--- BEGIN Extracted records ---

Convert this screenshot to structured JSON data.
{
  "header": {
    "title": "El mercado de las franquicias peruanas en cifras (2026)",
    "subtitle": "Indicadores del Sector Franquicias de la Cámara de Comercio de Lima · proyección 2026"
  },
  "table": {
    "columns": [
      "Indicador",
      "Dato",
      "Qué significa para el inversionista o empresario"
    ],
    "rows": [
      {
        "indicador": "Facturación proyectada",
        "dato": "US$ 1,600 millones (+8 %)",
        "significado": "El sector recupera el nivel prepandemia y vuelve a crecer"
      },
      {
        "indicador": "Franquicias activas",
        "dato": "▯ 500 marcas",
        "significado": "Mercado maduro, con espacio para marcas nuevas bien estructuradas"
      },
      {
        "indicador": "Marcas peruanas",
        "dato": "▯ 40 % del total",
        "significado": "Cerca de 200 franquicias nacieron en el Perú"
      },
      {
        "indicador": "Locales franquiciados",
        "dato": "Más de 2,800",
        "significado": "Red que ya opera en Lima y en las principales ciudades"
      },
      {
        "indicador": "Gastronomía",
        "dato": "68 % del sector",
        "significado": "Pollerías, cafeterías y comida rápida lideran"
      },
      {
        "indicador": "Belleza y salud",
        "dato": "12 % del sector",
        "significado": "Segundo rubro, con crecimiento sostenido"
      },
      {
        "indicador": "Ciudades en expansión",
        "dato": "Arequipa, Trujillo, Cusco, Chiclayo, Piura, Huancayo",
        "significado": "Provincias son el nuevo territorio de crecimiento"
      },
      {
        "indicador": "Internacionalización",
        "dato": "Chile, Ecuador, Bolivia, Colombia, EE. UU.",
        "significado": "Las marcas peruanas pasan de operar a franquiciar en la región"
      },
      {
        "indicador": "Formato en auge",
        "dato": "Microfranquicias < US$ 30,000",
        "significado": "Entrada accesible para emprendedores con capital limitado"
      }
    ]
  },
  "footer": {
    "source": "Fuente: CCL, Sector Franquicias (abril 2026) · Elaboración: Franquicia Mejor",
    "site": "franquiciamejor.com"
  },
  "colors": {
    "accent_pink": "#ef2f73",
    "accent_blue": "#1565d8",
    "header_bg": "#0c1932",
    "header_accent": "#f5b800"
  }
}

--- END Extracted records ---

# Goal:
Retype every entry word for word.

# Solution to this task:
Convert this screenshot to structured JSON data.
{
  "header": {
    "title": "El mercado de las franquicias peruanas en cifras (2026)",
    "subtitle": "Indicadores del Sector Franquicias de la Cámara de Comercio de Lima · proyección 2026"
  },
  "table": {
    "columns": [
      "Indicador",
      "Dato",
      "Qué significa para el inversionista o empresario"
    ],
    "rows": [
      {
        "indicador": "Facturación proyectada",
        "dato": "US$ 1,600 millones (+8 %)",
        "significado": "El sector recupera el nivel prepandemia y vuelve a crecer"
      },
      {
        "indicador": "Franquicias activas",
        "dato": "▯ 500 marcas",
        "significado": "Mercado maduro, con espacio para marcas nuevas bien estructuradas"
      },
      {
        "indicador": "Marcas peruanas",
        "dato": "▯ 40 % del total",
        "significado": "Cerca de 200 franquicias nacieron en el Perú"
      },
      {
        "indicador": "Locales franquiciados",
        "dato": "Más de 2,800",
        "significado": "Red que ya opera en Lima y en las principales ciudades"
      },
      {
        "indicador": "Gastronomía",
        "dato": "68 % del sector",
        "significado": "Pollerías, cafeterías y comida rápida lideran"
      },
      {
        "indicador": "Belleza y salud",
        "dato": "12 % del sector",
        "significado": "Segundo rubro, con crecimiento sostenido"
      },
      {
        "indicador": "Ciudades en expansión",
        "dato": "Arequipa, Trujillo, Cusco, Chiclayo, Piura, Huancayo",
        "significado": "Provincias son el nuevo territorio de crecimiento"
      },
      {
        "indicador": "Internacionalización",
        "dato": "Chile, Ecuador, Bolivia, Colombia, EE. UU.",
        "significado": "Las marcas peruanas pasan de operar a franquiciar en la región"
      },
      {
        "indicador": "Formato en auge",
        "dato": "Microfranquicias < US$ 30,000",
        "significado": "Entrada accesible para emprendedores con capital limitado"
      }
    ]
  },
  "footer": {
    "source": "Fuente: CCL, Sector Franquicias (abril 2026) · Elaboración: Franquicia Mejor",
    "site": "franquiciamejor.com"
  },
  "colors": {
    "accent_pink": "#ef2f73",
    "accent_blue": "#1565d8",
    "header_bg": "#0c1932",
    "header_accent": "#f5b800"
  }
}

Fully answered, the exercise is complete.